▶ _What to work on_
Gather every line of the entries that includes the word "name".

Stored records:
# # # # # # #

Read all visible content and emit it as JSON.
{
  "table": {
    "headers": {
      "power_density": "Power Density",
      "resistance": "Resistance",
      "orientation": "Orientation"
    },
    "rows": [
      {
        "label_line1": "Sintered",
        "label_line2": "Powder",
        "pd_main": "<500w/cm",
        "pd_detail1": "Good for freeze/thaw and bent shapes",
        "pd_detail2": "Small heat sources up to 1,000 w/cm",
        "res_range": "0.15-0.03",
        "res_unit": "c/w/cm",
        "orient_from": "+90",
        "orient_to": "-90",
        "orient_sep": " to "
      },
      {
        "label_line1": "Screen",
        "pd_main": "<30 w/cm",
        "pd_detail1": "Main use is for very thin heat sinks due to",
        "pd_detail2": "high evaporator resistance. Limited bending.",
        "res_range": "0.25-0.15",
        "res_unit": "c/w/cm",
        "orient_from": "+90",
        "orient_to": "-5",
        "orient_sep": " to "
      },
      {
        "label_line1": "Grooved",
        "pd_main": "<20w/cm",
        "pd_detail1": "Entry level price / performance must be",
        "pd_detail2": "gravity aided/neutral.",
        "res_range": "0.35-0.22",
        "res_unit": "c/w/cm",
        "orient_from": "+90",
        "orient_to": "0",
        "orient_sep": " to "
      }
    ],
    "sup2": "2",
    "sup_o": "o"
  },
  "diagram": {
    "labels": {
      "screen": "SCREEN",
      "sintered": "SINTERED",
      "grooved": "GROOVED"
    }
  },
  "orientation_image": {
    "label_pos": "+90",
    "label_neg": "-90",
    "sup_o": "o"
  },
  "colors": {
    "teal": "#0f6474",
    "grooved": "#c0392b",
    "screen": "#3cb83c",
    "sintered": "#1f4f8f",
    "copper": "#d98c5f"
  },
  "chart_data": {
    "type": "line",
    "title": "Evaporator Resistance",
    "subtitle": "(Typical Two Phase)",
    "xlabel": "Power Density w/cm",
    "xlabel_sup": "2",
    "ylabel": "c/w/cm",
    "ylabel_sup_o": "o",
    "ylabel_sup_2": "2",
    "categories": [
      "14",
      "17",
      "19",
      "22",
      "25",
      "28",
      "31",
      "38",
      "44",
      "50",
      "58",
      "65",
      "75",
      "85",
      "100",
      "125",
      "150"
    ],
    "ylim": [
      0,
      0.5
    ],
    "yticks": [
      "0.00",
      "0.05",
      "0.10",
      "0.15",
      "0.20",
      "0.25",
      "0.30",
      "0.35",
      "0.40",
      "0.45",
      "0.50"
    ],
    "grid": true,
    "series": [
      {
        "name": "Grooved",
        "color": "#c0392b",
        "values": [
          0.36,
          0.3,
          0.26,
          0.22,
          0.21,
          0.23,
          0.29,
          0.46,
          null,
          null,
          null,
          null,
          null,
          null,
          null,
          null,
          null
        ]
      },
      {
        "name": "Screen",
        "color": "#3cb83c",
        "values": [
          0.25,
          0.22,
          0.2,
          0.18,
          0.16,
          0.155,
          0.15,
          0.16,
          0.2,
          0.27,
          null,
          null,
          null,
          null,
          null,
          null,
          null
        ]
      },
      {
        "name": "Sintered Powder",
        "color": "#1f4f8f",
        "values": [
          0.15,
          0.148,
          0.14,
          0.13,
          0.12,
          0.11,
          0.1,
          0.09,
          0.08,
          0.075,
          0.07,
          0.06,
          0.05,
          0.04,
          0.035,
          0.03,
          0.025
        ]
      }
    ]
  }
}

# # # # # # #

▶ _In response_
        "name": "Grooved",
        "name": "Screen",
        "name": "Sintered Powder",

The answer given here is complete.